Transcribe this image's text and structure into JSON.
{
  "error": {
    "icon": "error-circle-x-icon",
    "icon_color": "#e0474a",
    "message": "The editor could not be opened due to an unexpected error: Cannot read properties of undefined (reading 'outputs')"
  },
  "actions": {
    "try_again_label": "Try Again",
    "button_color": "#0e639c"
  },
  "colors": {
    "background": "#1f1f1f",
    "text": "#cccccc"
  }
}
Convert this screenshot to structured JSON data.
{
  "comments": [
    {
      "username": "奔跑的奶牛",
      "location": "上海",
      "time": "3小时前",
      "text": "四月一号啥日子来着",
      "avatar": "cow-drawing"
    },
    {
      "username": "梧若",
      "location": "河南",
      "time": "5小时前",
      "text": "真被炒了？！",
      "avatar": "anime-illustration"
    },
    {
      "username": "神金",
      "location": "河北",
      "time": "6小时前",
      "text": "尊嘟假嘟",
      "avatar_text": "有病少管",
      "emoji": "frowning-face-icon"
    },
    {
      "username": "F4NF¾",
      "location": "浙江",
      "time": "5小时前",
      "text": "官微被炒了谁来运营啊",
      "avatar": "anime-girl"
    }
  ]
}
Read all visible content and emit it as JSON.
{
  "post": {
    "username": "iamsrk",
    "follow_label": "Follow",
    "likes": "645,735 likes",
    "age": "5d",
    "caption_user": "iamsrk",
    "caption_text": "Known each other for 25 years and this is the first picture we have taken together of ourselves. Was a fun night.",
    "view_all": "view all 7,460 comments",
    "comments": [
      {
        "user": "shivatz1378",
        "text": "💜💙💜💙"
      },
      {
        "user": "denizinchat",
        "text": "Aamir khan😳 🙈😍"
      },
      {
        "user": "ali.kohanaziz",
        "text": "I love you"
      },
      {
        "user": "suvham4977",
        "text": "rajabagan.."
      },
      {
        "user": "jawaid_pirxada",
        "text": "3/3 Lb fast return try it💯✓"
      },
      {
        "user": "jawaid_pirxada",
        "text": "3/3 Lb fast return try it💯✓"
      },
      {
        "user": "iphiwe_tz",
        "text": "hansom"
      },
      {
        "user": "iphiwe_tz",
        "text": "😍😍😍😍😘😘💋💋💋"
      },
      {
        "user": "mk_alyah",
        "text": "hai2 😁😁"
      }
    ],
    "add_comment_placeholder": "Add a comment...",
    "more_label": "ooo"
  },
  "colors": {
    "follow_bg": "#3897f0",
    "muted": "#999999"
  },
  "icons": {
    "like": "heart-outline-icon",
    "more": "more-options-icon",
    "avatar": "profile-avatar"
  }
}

Given task: Determine how many of the lines above hold the word "comments", and output that number by itself.

Task answer: 3